**WHAT THE TASK ASKS:**
Gather, from the data below, each line in which the word "Межрайонной" occurs.

**DATA EXTRACT:**
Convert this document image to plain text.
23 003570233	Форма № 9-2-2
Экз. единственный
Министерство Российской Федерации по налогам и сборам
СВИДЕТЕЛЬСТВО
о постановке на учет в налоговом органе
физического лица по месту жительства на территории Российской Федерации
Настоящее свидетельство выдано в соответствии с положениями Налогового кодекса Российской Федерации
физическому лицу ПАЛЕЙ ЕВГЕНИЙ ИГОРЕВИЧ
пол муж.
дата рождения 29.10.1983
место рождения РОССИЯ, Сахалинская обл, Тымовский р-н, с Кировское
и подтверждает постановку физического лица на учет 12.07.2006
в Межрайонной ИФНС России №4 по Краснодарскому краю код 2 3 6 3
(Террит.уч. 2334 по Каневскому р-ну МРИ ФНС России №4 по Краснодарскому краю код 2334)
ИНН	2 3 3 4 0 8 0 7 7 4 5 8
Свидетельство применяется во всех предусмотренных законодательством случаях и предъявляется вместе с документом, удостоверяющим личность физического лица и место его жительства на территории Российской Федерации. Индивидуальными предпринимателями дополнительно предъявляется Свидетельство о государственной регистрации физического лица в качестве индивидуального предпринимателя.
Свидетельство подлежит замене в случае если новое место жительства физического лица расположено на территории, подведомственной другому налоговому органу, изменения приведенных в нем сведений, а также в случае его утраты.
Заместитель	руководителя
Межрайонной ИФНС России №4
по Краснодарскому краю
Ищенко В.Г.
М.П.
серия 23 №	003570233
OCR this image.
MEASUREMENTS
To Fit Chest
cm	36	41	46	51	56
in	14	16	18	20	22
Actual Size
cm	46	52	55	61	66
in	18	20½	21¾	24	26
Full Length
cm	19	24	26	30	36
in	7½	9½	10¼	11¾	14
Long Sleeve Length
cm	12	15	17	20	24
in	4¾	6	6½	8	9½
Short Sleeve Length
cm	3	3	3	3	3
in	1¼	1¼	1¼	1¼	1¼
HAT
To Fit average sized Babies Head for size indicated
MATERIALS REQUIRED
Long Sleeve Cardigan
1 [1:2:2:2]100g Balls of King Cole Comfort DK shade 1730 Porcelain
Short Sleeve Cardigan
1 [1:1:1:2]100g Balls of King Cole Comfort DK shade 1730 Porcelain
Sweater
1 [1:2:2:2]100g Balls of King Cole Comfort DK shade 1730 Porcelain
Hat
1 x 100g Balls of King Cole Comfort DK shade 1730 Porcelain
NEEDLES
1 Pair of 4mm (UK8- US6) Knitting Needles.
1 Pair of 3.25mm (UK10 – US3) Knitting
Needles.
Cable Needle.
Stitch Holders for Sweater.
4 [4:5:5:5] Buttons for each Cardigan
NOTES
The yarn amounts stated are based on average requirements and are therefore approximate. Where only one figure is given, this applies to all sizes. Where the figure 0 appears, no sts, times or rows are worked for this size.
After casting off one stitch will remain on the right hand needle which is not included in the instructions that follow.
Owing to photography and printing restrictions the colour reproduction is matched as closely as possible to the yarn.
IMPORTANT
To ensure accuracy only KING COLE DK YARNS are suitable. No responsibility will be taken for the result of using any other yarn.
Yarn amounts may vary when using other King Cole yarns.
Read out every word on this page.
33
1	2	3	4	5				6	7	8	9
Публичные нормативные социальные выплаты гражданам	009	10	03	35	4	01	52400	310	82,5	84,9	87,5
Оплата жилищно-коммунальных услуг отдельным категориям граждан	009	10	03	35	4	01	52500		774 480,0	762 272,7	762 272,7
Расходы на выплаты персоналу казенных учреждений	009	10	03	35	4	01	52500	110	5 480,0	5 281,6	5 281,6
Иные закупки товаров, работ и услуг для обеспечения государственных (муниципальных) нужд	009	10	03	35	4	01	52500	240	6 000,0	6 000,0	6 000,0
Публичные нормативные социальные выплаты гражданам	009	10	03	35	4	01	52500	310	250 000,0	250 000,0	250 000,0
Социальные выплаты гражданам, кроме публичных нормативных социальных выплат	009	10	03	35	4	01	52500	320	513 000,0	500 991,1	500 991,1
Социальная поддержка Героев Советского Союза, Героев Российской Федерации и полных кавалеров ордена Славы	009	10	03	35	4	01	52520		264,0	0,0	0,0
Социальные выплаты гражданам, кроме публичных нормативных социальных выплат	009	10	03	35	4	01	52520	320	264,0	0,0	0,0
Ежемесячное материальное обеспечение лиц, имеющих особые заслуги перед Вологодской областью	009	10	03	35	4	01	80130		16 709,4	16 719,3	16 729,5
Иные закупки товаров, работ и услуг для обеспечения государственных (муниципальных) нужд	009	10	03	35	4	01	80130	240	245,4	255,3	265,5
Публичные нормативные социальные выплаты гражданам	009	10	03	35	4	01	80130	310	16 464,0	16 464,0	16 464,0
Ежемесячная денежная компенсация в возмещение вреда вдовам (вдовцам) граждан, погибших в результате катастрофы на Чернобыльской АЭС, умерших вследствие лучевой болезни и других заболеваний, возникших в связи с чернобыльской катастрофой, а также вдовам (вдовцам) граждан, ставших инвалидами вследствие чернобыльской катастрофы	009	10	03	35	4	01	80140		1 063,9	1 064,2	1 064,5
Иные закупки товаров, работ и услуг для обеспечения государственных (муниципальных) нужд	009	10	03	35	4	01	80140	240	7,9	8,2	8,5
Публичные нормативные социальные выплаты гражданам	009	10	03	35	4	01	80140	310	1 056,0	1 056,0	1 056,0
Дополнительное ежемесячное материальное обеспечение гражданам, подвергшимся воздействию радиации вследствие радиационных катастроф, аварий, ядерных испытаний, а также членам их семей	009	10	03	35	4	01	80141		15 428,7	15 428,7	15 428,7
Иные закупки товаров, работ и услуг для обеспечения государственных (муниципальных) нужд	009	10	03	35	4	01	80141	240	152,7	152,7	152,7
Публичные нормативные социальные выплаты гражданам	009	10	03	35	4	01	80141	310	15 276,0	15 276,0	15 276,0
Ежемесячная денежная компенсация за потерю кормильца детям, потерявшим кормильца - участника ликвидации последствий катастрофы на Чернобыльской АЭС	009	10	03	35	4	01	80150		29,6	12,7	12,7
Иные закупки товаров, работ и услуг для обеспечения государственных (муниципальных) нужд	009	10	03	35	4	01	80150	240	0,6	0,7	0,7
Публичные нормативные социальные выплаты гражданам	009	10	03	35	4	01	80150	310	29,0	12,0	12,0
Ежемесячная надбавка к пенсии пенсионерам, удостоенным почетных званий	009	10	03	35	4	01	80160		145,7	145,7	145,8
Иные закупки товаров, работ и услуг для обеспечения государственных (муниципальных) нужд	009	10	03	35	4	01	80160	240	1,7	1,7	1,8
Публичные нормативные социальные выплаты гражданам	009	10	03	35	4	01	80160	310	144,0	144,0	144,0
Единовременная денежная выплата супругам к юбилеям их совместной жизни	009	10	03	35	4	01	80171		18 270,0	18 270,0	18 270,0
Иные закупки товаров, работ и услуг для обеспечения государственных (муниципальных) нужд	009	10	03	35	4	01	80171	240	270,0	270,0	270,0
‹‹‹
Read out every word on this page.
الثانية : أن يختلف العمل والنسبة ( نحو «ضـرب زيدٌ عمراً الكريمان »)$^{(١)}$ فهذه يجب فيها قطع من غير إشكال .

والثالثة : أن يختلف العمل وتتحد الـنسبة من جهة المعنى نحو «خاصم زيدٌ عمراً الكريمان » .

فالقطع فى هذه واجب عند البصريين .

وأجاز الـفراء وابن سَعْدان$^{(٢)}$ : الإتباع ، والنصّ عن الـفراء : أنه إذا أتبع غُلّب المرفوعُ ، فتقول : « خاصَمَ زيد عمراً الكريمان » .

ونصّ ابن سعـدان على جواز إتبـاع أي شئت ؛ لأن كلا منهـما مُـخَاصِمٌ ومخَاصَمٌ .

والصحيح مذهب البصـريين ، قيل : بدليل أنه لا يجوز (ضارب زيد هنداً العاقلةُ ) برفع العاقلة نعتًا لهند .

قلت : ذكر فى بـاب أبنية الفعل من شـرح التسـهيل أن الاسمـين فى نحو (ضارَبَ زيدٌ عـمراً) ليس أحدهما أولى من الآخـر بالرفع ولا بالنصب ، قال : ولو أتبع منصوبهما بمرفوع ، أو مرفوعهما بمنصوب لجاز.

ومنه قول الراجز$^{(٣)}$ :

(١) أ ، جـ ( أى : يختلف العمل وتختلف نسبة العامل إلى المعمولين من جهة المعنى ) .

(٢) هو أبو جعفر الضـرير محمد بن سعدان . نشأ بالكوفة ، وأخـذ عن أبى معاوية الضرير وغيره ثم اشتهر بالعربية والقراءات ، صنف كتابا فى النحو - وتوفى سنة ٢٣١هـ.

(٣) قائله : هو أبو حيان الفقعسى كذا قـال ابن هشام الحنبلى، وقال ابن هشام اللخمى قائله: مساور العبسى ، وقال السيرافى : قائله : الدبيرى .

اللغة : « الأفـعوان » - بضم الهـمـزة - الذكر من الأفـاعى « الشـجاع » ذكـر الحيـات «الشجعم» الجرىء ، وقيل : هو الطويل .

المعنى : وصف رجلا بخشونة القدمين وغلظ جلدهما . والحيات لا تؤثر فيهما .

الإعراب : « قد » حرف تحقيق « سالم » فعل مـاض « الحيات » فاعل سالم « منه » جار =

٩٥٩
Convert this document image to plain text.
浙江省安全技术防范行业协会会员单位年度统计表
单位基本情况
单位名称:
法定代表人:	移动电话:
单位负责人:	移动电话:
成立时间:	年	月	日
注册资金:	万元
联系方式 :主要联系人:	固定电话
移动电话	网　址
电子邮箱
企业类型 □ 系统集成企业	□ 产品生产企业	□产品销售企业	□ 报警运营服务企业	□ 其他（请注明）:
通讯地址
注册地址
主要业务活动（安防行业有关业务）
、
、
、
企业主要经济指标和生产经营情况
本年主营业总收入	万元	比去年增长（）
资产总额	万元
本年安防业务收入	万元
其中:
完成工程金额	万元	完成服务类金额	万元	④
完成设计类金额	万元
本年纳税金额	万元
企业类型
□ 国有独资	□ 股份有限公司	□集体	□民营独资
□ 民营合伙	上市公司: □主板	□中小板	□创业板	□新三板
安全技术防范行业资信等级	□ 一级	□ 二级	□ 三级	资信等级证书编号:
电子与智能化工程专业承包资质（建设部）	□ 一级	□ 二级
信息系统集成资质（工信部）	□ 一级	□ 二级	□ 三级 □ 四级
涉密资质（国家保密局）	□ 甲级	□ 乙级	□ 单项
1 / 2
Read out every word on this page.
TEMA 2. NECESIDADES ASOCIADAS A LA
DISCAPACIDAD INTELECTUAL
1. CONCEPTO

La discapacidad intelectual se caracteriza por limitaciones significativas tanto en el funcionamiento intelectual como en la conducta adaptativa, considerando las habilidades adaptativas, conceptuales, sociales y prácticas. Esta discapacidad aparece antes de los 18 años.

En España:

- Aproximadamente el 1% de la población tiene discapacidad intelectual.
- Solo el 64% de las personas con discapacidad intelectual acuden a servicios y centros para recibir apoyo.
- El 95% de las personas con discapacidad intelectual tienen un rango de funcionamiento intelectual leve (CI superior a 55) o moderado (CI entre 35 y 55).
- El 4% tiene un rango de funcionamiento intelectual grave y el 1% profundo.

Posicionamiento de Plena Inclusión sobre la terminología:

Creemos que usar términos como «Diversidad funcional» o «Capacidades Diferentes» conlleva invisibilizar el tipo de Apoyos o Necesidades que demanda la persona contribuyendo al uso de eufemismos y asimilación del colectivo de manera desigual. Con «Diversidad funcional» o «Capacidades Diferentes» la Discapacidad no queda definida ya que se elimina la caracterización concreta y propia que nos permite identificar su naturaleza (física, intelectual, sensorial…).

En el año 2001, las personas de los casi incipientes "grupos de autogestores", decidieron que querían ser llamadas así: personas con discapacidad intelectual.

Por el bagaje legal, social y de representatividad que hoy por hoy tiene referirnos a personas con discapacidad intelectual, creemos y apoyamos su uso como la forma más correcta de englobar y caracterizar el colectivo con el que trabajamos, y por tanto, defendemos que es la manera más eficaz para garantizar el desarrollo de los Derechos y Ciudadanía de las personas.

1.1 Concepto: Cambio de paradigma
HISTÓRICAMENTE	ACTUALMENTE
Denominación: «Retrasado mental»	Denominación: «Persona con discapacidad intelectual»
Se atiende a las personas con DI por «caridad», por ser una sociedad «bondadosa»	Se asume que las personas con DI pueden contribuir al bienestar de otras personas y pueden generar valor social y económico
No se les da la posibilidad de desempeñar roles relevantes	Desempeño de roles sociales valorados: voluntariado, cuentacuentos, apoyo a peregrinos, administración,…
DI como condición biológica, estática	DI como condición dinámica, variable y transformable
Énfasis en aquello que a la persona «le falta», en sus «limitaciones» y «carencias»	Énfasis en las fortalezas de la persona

**EXERCISE OUTPUT:**
в Межрайонной ИФНС России №4 по Краснодарскому краю код 2 3 6 3
Межрайонной ИФНС России №4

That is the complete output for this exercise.